→ **Extracted information**:

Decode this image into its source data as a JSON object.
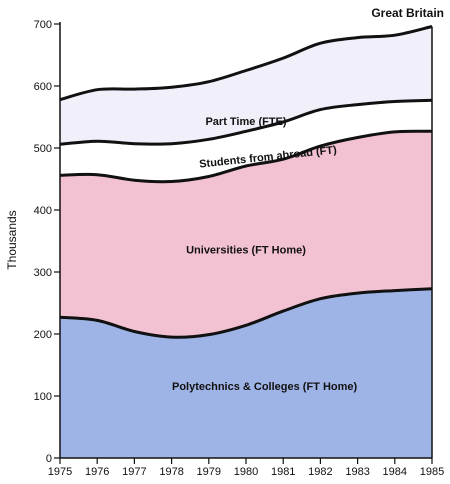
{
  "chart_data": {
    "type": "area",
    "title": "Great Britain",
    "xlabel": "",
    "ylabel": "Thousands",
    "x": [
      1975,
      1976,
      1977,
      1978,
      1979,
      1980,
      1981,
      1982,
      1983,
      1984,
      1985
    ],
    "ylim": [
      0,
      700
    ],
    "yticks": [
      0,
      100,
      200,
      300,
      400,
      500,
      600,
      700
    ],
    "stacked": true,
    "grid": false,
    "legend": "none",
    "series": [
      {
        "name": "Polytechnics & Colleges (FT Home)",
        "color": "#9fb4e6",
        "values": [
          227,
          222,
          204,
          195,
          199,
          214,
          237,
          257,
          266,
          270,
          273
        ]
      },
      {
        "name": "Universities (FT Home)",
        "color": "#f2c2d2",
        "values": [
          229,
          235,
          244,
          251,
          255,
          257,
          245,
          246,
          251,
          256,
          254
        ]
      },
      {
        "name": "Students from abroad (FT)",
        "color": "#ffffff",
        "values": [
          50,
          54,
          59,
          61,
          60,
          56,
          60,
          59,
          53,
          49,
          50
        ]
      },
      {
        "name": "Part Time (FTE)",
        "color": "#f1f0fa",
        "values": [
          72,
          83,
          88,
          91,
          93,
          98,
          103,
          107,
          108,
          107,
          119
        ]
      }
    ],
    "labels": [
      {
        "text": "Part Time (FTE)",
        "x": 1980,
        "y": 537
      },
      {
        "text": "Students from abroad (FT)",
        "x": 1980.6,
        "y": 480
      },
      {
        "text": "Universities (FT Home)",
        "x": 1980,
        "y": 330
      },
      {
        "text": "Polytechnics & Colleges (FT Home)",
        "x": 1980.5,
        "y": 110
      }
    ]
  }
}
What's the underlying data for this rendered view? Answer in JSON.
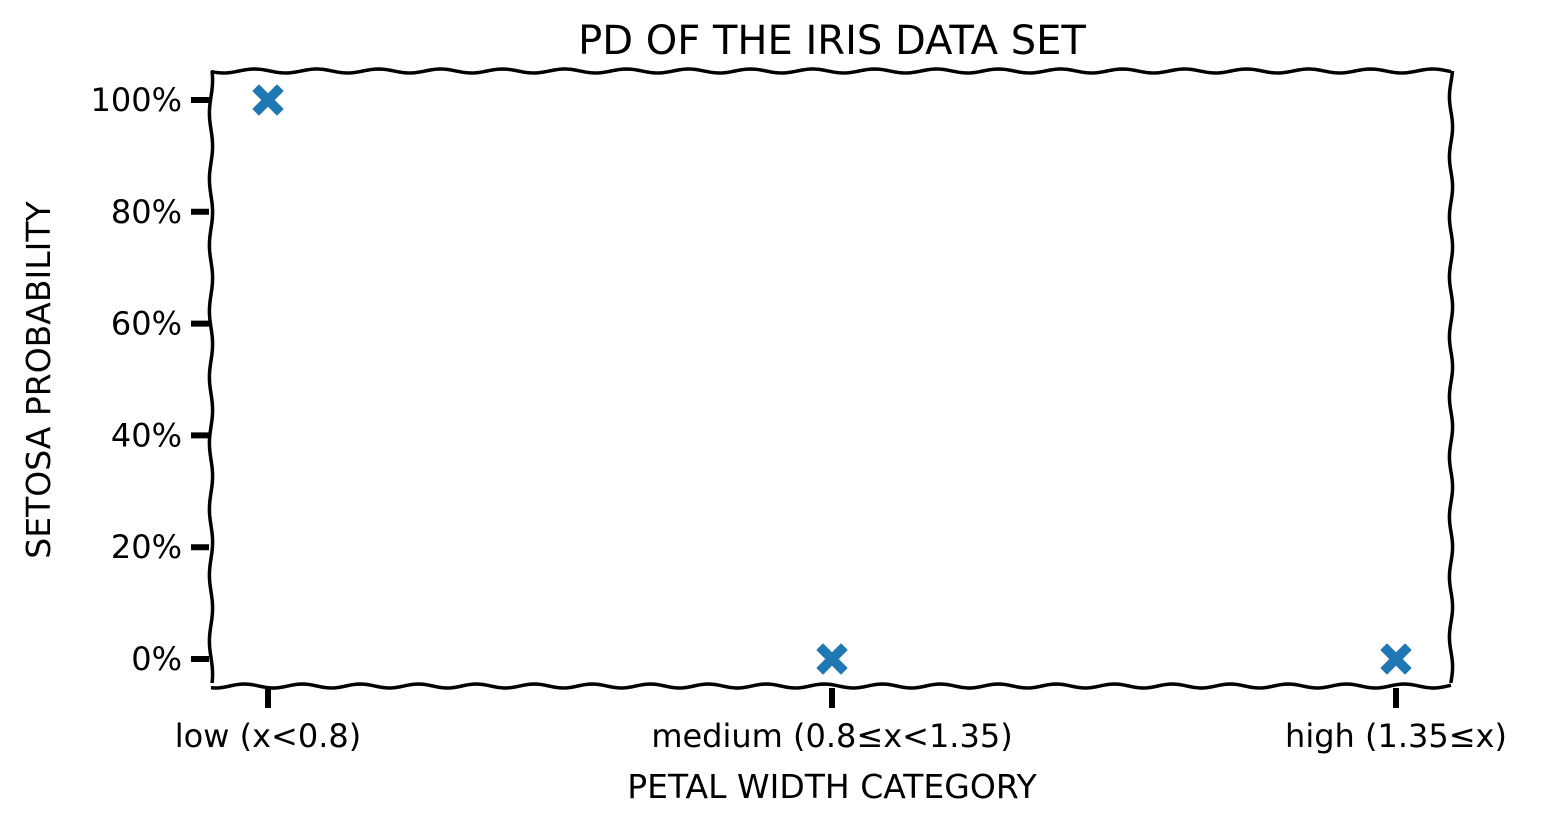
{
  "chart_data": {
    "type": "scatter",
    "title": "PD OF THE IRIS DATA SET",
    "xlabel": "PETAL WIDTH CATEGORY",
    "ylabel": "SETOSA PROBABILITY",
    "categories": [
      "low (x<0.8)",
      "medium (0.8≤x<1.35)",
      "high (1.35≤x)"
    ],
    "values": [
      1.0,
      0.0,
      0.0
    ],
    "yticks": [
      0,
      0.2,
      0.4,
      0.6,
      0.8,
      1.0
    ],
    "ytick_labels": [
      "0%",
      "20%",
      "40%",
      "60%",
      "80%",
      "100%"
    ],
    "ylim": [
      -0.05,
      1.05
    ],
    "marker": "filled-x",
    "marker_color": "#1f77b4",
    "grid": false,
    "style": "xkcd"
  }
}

→ **Exercise details**:
Make a verbatim copy of all the entries and strip out the pictures.

→ **Response to this task**:
Decode this image into its source data as a JSON object.
{
  "chart_data": {
    "type": "area",
    "title": "Great Britain",
    "xlabel": "",
    "ylabel": "Thousands",
    "x": [
      1975,
      1976,
      1977,
      1978,
      1979,
      1980,
      1981,
      1982,
      1983,
      1984,
      1985
    ],
    "ylim": [
      0,
      700
    ],
    "yticks": [
      0,
      100,
      200,
      300,
      400,
      500,
      600,
      700
    ],
    "stacked": true,
    "grid": false,
    "legend": "none",
    "series": [
      {
        "name": "Polytechnics & Colleges (FT Home)",
        "color": "#9fb4e6",
        "values": [
          227,
          222,
          204,
          195,
          199,
          214,
          237,
          257,
          266,
          270,
          273
        ]
      },
      {
        "name": "Universities (FT Home)",
        "color": "#f2c2d2",
        "values": [
          229,
          235,
          244,
          251,
          255,
          257,
          245,
          246,
          251,
          256,
          254
        ]
      },
      {
        "name": "Students from abroad (FT)",
        "color": "#ffffff",
        "values": [
          50,
          54,
          59,
          61,
          60,
          56,
          60,
          59,
          53,
          49,
          50
        ]
      },
      {
        "name": "Part Time (FTE)",
        "color": "#f1f0fa",
        "values": [
          72,
          83,
          88,
          91,
          93,
          98,
          103,
          107,
          108,
          107,
          119
        ]
      }
    ],
    "labels": [
      {
        "text": "Part Time (FTE)",
        "x": 1980,
        "y": 537
      },
      {
        "text": "Students from abroad (FT)",
        "x": 1980.6,
        "y": 480
      },
      {
        "text": "Universities (FT Home)",
        "x": 1980,
        "y": 330
      },
      {
        "text": "Polytechnics & Colleges (FT Home)",
        "x": 1980.5,
        "y": 110
      }
    ]
  }
}
What's the underlying data for this rendered view? Answer in JSON.
{
  "chart_data": {
    "type": "scatter",
    "title": "PD OF THE IRIS DATA SET",
    "xlabel": "PETAL WIDTH CATEGORY",
    "ylabel": "SETOSA PROBABILITY",
    "categories": [
      "low (x<0.8)",
      "medium (0.8≤x<1.35)",
      "high (1.35≤x)"
    ],
    "values": [
      1.0,
      0.0,
      0.0
    ],
    "yticks": [
      0,
      0.2,
      0.4,
      0.6,
      0.8,
      1.0
    ],
    "ytick_labels": [
      "0%",
      "20%",
      "40%",
      "60%",
      "80%",
      "100%"
    ],
    "ylim": [
      -0.05,
      1.05
    ],
    "marker": "filled-x",
    "marker_color": "#1f77b4",
    "grid": false,
    "style": "xkcd"
  }
}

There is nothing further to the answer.